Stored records

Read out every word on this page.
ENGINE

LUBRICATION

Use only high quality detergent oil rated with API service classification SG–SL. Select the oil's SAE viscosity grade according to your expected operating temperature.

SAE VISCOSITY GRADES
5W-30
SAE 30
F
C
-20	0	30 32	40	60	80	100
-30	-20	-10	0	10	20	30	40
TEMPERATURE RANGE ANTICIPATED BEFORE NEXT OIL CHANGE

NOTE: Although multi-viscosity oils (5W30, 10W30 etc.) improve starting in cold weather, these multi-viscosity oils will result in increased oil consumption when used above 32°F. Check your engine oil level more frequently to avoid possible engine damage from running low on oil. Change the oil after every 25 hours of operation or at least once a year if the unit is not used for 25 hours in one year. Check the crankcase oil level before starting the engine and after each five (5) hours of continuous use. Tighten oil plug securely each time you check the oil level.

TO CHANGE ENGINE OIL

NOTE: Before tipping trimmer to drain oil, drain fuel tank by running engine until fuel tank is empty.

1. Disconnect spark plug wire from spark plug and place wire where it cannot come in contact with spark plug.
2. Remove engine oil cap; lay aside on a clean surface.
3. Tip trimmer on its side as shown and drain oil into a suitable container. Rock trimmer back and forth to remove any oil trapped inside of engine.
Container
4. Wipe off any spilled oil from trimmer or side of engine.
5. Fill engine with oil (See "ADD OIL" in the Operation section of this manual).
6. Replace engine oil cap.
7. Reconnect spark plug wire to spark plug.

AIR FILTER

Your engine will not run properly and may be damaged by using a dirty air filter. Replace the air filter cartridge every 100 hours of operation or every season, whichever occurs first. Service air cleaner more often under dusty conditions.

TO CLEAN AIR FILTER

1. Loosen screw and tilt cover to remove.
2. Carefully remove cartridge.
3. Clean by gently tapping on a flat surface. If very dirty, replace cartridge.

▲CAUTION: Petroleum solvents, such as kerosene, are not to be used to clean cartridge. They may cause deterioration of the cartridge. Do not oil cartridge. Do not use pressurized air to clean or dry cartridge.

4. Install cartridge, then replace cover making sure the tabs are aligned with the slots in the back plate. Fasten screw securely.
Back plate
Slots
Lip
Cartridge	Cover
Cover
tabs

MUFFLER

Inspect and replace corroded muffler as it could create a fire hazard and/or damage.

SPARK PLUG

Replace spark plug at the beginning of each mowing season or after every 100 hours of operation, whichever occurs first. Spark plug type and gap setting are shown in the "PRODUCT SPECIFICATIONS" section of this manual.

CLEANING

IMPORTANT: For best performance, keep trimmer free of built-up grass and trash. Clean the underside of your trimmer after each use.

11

__DIRECTIVE__.
What is the number of lines containing "screw"? Give that number only.

__RESULT__.
2